Problem statement:
Give back all the data exactly, line by line.
----
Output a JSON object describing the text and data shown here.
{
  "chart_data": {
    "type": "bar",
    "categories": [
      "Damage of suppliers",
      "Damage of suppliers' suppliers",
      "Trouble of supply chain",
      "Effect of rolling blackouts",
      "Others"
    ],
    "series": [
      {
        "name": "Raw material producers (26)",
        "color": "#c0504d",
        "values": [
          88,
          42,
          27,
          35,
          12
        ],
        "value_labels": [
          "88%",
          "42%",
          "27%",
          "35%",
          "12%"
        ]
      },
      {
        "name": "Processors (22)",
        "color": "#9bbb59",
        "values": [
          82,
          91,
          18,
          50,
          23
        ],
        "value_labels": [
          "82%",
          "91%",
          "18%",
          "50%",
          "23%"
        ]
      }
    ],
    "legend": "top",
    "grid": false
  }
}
----
Solution for this task:
Output a JSON object describing the text and data shown here.
{
  "chart_data": {
    "type": "bar",
    "categories": [
      "Damage of suppliers",
      "Damage of suppliers' suppliers",
      "Trouble of supply chain",
      "Effect of rolling blackouts",
      "Others"
    ],
    "series": [
      {
        "name": "Raw material producers (26)",
        "color": "#c0504d",
        "values": [
          88,
          42,
          27,
          35,
          12
        ],
        "value_labels": [
          "88%",
          "42%",
          "27%",
          "35%",
          "12%"
        ]
      },
      {
        "name": "Processors (22)",
        "color": "#9bbb59",
        "values": [
          82,
          91,
          18,
          50,
          23
        ],
        "value_labels": [
          "82%",
          "91%",
          "18%",
          "50%",
          "23%"
        ]
      }
    ],
    "legend": "top",
    "grid": false
  }
}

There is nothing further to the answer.